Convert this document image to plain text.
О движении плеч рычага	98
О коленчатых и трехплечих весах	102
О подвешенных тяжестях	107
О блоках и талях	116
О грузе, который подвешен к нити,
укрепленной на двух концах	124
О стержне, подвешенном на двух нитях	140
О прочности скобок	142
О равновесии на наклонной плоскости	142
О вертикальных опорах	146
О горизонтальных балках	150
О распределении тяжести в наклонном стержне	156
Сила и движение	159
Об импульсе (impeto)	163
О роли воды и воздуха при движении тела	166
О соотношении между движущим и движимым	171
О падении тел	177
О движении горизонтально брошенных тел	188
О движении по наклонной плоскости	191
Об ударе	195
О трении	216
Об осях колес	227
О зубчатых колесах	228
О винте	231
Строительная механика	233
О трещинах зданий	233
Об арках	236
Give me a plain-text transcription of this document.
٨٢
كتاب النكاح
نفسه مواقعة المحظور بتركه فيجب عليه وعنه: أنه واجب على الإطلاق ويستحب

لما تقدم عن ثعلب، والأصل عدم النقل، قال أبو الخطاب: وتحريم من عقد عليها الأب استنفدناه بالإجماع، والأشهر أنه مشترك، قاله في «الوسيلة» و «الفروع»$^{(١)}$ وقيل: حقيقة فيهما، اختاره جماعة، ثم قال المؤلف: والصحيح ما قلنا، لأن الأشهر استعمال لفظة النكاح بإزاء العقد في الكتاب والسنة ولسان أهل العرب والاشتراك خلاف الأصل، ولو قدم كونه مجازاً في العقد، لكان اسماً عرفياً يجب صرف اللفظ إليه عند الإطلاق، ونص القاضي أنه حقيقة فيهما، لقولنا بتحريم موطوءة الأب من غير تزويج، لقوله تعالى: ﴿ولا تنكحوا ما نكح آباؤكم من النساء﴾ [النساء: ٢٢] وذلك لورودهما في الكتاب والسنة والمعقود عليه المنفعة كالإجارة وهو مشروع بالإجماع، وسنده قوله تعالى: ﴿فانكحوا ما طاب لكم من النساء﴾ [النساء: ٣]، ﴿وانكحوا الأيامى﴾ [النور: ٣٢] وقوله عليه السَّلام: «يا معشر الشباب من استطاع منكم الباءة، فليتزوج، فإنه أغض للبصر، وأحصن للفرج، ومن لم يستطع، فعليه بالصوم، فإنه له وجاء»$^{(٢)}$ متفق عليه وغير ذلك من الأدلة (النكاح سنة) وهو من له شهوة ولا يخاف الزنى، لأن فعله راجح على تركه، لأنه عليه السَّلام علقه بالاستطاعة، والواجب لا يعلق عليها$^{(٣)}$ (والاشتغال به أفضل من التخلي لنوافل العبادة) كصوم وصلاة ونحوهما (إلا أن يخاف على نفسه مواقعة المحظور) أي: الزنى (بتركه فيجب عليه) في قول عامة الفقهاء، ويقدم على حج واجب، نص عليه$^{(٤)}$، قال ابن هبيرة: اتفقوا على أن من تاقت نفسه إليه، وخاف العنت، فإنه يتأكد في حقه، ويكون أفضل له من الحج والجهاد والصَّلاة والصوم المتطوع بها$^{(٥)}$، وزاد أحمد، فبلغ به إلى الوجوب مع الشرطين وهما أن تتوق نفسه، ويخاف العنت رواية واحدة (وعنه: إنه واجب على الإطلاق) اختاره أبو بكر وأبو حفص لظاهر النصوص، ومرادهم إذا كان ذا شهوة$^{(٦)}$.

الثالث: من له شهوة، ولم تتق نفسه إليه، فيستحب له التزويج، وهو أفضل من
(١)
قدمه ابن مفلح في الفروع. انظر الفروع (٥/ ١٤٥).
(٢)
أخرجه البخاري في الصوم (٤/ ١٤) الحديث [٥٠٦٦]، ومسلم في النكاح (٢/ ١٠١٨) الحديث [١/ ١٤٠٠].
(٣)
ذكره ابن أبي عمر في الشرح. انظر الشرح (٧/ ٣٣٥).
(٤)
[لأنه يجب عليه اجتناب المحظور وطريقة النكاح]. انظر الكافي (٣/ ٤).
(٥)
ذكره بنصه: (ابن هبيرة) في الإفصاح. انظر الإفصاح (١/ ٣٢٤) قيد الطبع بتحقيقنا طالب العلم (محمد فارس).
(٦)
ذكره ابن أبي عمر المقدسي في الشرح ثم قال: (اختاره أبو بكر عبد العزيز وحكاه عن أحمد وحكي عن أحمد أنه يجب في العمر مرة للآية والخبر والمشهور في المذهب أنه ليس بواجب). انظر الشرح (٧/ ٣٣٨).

======

Set exercise: In the listing, find all lines with the string "стержне" and copy them.

Full response:
О стержне, подвешенном на двух нитях	140
О распределении тяжести в наклонном стержне	156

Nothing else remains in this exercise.